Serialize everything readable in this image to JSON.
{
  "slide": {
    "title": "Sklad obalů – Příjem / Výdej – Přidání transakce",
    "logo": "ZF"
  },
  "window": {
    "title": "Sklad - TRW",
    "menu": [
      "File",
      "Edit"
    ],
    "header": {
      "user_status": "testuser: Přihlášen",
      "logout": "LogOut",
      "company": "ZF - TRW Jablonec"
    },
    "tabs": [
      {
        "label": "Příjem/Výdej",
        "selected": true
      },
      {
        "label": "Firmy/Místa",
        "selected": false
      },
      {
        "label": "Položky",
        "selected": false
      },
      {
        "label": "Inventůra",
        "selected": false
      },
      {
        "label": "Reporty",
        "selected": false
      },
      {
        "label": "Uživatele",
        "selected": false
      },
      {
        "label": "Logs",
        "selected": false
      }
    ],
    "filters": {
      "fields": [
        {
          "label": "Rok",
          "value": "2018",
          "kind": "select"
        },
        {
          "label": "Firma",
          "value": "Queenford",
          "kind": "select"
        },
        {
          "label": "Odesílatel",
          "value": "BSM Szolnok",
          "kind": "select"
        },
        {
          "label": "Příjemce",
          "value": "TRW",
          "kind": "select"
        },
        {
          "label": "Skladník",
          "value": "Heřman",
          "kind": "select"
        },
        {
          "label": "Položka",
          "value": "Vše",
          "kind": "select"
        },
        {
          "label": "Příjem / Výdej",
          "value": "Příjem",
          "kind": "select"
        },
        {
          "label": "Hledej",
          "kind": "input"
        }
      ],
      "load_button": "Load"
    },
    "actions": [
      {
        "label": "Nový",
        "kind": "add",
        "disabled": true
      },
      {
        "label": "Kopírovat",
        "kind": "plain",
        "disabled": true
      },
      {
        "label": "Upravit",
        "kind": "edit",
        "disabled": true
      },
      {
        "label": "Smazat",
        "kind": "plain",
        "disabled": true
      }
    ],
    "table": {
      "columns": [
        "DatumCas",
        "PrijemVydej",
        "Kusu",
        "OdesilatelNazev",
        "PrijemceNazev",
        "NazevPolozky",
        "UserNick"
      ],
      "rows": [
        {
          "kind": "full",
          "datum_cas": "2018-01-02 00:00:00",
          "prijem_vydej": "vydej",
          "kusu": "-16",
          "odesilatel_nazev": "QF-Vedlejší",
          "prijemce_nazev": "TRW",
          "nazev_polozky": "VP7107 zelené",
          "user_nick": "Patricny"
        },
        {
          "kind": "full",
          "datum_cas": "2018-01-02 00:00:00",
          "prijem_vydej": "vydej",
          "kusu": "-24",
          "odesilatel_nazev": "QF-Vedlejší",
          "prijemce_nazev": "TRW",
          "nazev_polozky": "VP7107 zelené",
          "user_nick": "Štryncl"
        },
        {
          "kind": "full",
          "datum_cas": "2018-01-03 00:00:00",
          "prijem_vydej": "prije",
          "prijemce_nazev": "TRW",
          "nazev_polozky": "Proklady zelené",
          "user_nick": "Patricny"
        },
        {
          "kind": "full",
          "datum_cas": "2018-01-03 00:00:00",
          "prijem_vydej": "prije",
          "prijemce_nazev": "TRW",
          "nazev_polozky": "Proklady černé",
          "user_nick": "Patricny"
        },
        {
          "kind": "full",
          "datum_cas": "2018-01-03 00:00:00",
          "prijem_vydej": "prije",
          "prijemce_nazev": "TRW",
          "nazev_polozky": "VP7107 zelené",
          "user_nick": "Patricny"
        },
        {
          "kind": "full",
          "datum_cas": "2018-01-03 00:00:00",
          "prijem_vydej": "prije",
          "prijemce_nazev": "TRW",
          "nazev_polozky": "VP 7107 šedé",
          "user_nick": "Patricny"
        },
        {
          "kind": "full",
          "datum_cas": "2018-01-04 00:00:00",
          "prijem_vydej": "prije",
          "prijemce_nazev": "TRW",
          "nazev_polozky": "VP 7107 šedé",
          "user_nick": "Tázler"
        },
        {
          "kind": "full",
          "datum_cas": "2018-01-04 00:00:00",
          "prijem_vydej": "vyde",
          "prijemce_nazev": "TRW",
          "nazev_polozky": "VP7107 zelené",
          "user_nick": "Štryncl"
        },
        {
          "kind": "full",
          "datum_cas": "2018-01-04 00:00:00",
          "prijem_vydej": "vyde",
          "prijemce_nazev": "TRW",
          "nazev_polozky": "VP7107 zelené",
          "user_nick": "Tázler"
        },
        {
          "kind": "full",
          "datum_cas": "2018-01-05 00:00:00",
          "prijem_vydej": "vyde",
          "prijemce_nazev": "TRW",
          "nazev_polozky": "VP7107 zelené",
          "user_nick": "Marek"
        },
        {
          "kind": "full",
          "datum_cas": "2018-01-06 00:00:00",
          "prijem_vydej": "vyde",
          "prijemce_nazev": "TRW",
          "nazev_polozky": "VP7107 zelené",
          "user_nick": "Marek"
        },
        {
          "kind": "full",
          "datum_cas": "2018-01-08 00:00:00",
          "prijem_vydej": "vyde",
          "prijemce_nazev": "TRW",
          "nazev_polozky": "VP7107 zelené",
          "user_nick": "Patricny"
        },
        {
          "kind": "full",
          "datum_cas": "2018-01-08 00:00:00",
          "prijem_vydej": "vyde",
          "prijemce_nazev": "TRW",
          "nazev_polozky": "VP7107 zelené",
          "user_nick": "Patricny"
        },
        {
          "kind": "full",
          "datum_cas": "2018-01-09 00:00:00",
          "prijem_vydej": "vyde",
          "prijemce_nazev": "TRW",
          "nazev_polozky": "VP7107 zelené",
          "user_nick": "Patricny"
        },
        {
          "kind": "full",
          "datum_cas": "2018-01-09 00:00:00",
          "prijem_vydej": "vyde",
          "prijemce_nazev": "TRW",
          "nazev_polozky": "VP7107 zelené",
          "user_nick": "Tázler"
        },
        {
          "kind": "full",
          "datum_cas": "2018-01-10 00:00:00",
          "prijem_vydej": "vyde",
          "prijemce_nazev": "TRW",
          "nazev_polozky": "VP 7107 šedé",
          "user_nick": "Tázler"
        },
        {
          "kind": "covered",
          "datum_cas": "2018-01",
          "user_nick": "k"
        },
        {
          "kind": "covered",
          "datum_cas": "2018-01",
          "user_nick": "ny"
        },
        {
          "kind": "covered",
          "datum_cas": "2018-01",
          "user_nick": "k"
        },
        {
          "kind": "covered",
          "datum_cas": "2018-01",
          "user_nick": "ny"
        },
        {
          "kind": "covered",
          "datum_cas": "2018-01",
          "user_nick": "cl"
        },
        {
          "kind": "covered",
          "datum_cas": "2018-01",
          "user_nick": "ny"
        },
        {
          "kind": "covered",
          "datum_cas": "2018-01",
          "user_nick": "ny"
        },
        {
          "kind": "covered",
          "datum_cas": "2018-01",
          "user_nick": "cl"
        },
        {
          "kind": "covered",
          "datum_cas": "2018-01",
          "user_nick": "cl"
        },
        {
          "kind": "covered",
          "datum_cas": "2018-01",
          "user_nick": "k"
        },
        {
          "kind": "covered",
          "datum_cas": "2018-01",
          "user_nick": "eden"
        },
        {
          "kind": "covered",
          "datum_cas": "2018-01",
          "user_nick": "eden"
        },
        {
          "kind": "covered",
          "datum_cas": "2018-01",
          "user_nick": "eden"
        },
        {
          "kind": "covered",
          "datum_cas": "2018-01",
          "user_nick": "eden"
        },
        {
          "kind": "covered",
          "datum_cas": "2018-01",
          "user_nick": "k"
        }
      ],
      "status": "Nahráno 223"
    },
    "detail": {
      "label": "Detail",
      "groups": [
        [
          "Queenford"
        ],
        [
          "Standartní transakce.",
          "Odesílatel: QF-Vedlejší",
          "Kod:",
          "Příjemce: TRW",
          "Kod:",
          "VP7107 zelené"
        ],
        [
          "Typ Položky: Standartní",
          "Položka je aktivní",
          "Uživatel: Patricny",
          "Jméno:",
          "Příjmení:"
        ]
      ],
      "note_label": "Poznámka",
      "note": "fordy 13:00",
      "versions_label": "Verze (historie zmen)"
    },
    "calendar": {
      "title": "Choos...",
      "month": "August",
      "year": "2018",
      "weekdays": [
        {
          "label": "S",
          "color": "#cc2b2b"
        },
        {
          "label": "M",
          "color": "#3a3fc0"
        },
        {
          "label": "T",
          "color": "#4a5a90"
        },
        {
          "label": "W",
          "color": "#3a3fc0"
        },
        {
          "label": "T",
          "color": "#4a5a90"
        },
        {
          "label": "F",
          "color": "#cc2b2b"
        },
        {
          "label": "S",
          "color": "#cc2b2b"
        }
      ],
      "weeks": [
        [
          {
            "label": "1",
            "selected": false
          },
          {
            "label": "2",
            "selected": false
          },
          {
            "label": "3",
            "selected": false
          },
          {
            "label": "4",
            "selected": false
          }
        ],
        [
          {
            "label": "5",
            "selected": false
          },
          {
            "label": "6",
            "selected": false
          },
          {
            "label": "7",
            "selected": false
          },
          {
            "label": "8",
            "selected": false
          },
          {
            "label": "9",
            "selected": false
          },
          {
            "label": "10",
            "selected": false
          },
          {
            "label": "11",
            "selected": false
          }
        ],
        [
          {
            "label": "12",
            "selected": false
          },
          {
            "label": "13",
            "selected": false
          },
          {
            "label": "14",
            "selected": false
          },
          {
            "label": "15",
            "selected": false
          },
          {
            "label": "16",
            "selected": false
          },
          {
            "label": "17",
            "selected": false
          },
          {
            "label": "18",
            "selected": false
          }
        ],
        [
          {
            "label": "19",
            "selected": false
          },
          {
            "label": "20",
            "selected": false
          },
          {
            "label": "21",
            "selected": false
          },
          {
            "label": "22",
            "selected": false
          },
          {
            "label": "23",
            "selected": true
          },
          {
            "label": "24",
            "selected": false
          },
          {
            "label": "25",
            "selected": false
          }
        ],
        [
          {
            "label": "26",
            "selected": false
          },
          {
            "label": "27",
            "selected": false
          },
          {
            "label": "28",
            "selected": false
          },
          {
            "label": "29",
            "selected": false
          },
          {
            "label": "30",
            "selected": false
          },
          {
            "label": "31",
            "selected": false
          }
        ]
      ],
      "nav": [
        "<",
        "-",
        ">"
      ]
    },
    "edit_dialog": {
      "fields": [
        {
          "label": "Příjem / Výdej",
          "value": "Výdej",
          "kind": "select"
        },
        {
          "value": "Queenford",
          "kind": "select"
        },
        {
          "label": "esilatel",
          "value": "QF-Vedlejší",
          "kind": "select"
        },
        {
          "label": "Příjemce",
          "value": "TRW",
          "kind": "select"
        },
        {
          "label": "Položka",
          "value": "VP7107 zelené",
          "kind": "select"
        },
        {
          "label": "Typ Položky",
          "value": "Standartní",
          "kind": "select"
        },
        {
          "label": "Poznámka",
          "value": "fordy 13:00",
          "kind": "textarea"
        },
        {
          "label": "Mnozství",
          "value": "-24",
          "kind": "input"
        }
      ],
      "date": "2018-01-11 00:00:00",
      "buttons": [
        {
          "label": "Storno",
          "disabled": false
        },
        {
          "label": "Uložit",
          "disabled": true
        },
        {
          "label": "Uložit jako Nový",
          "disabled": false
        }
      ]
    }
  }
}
_____
Aim:
Make a list of all lines in the data that contain "title".

Expected answer:
    "title": "Sklad obalů – Příjem / Výdej – Přidání transakce",
    "title": "Sklad - TRW",
      "title": "Choos...",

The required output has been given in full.